Extracted data entries:

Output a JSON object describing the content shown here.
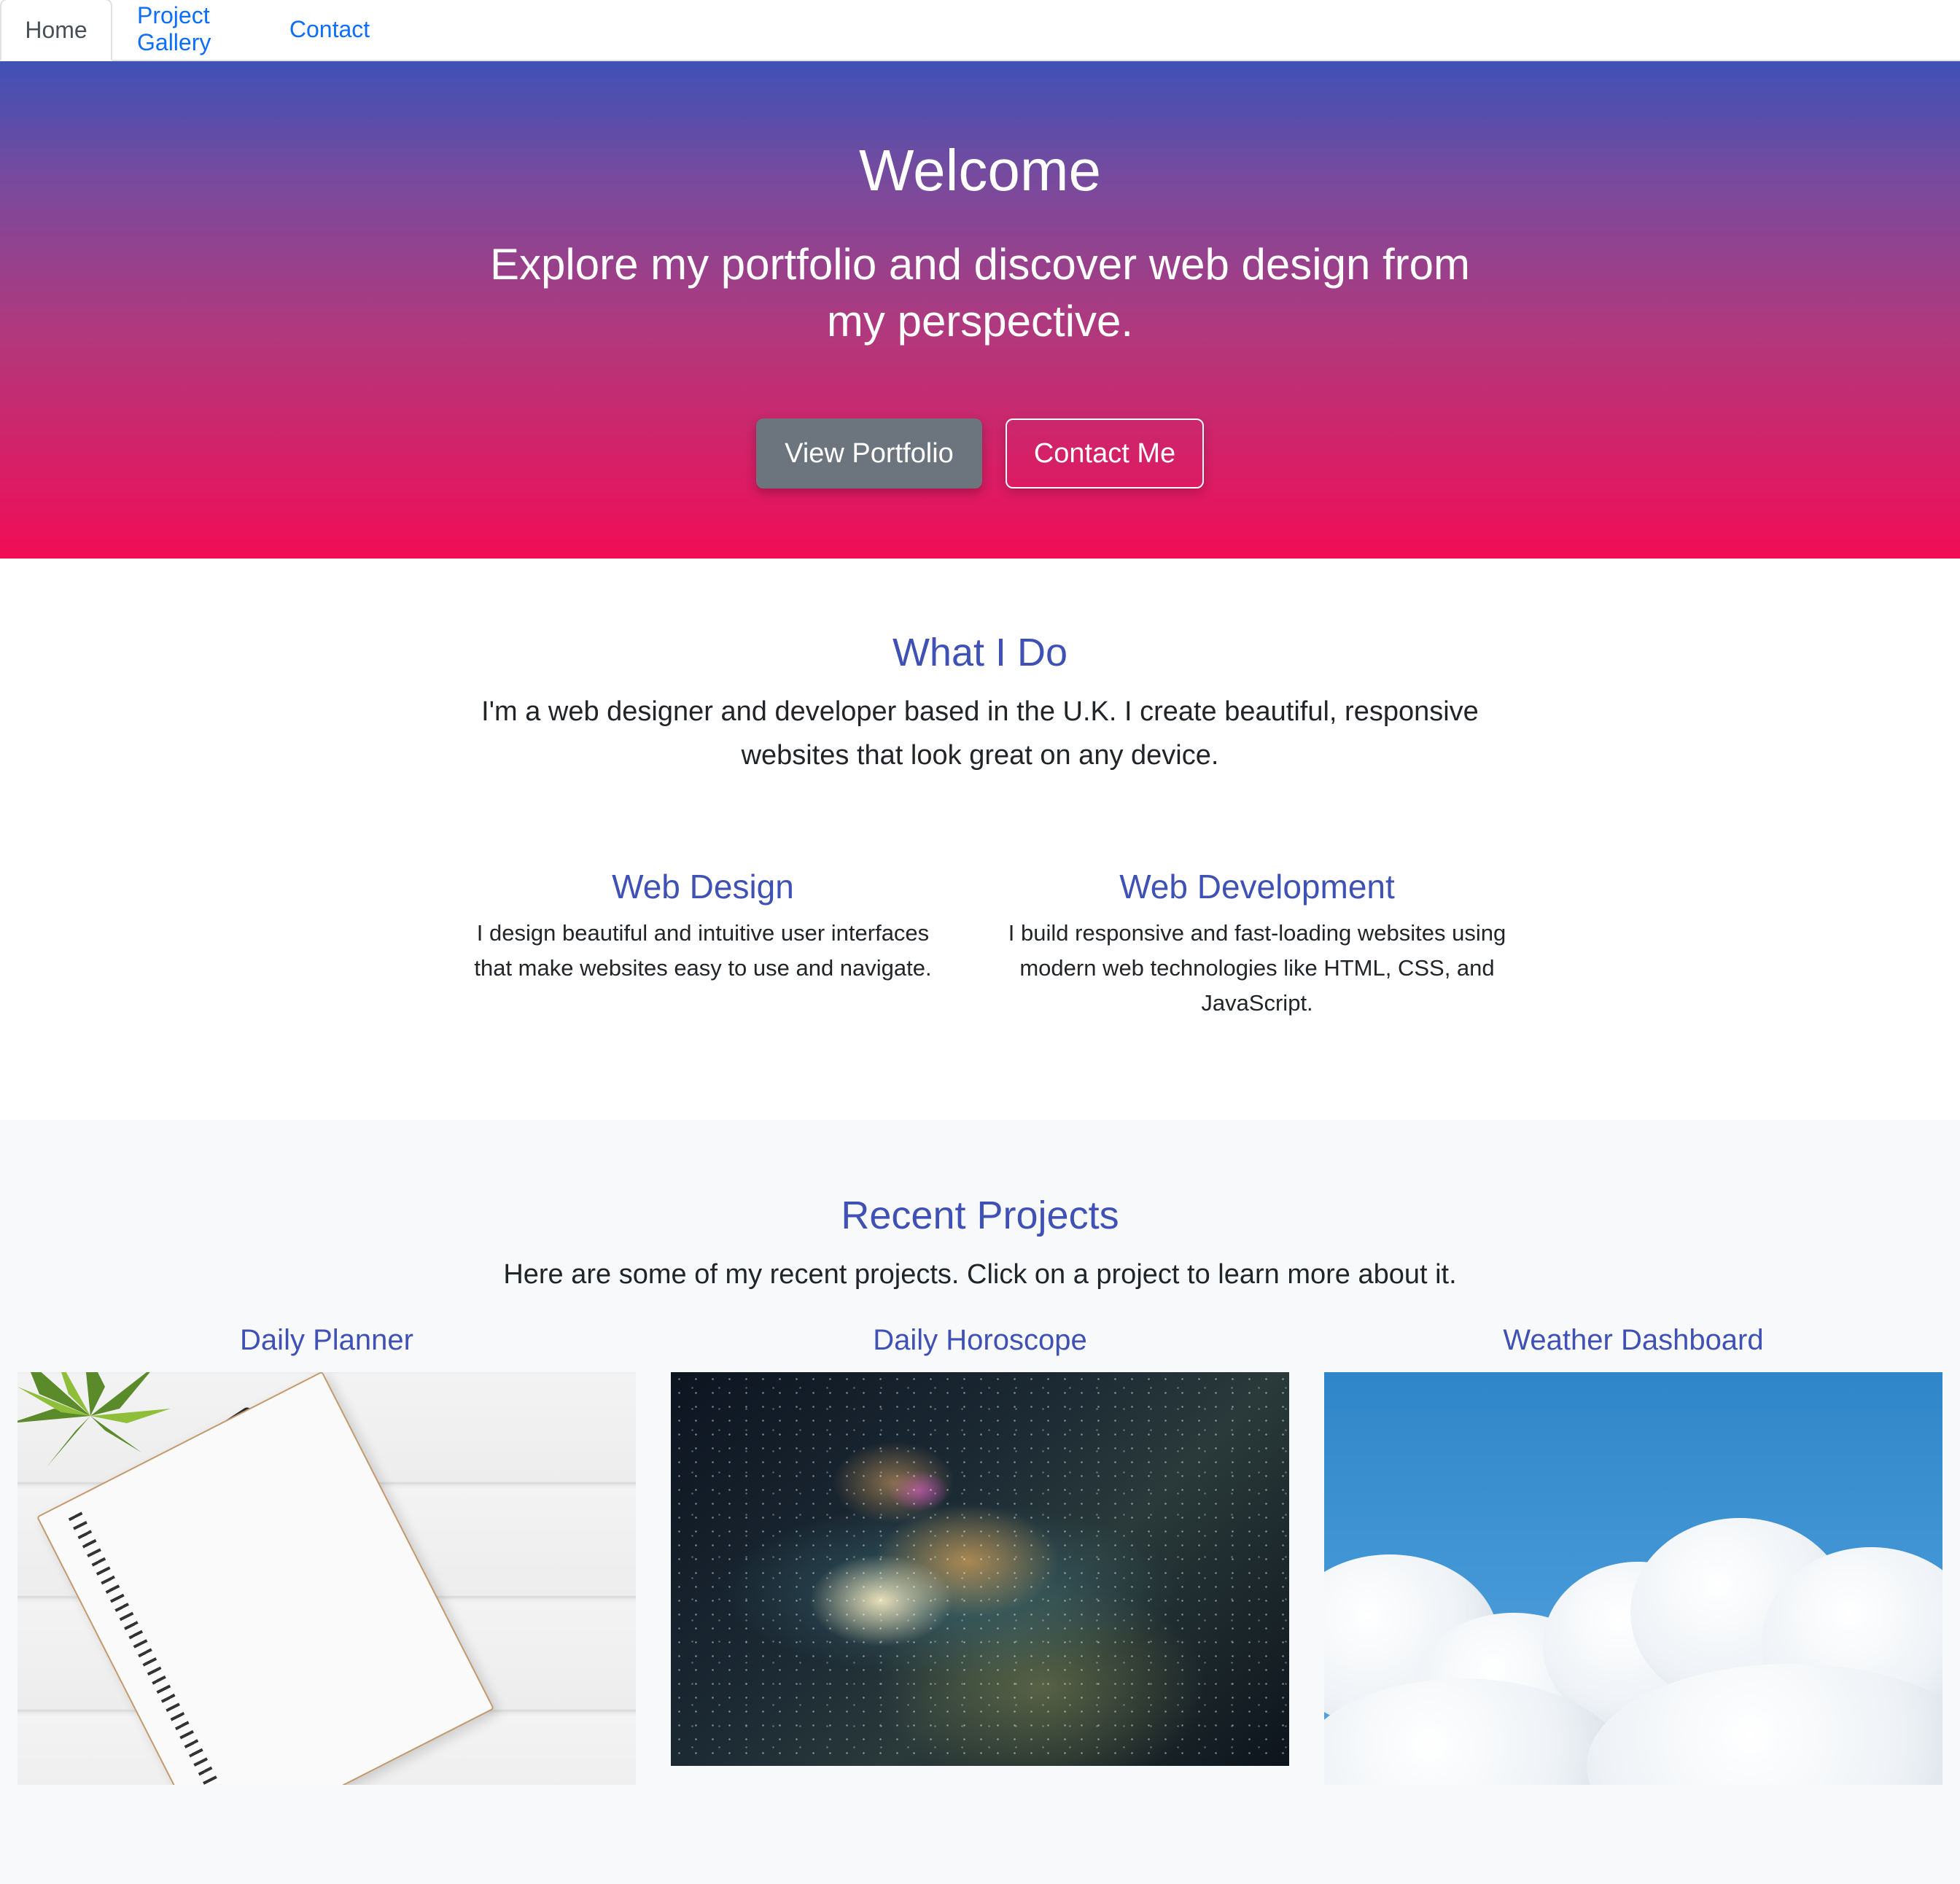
{
  "nav": {
    "tabs": [
      {
        "label": "Home",
        "active": true
      },
      {
        "label": "Project Gallery",
        "active": false
      },
      {
        "label": "Contact",
        "active": false
      }
    ]
  },
  "hero": {
    "title": "Welcome",
    "subtitle": "Explore my portfolio and discover web design from my perspective.",
    "primary_button": "View Portfolio",
    "secondary_button": "Contact Me"
  },
  "about": {
    "title": "What I Do",
    "text": "I'm a web designer and developer based in the U.K. I create beautiful, responsive websites that look great on any device.",
    "services": [
      {
        "title": "Web Design",
        "text": "I design beautiful and intuitive user interfaces that make websites easy to use and navigate."
      },
      {
        "title": "Web Development",
        "text": "I build responsive and fast-loading websites using modern web technologies like HTML, CSS, and JavaScript."
      }
    ]
  },
  "projects": {
    "title": "Recent Projects",
    "text": "Here are some of my recent projects. Click on a project to learn more about it.",
    "items": [
      {
        "title": "Daily Planner",
        "image": "notebook-photo"
      },
      {
        "title": "Daily Horoscope",
        "image": "milky-way-photo"
      },
      {
        "title": "Weather Dashboard",
        "image": "clouds-photo"
      }
    ]
  },
  "colors": {
    "accent": "#3f51b5",
    "link": "#0d6efd",
    "hero_top": "#3f51b5",
    "hero_bottom": "#f10d56",
    "button_primary": "#6c757d"
  }
}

Prompt:
Exclude the pictures, and transcribe all of the material exactly.

Output of the task:
Output a JSON object describing the content shown here.
{
  "nav": {
    "tabs": [
      {
        "label": "Home",
        "active": true
      },
      {
        "label": "Project Gallery",
        "active": false
      },
      {
        "label": "Contact",
        "active": false
      }
    ]
  },
  "hero": {
    "title": "Welcome",
    "subtitle": "Explore my portfolio and discover web design from my perspective.",
    "primary_button": "View Portfolio",
    "secondary_button": "Contact Me"
  },
  "about": {
    "title": "What I Do",
    "text": "I'm a web designer and developer based in the U.K. I create beautiful, responsive websites that look great on any device.",
    "services": [
      {
        "title": "Web Design",
        "text": "I design beautiful and intuitive user interfaces that make websites easy to use and navigate."
      },
      {
        "title": "Web Development",
        "text": "I build responsive and fast-loading websites using modern web technologies like HTML, CSS, and JavaScript."
      }
    ]
  },
  "projects": {
    "title": "Recent Projects",
    "text": "Here are some of my recent projects. Click on a project to learn more about it.",
    "items": [
      {
        "title": "Daily Planner",
        "image": "notebook-photo"
      },
      {
        "title": "Daily Horoscope",
        "image": "milky-way-photo"
      },
      {
        "title": "Weather Dashboard",
        "image": "clouds-photo"
      }
    ]
  },
  "colors": {
    "accent": "#3f51b5",
    "link": "#0d6efd",
    "hero_top": "#3f51b5",
    "hero_bottom": "#f10d56",
    "button_primary": "#6c757d"
  }
}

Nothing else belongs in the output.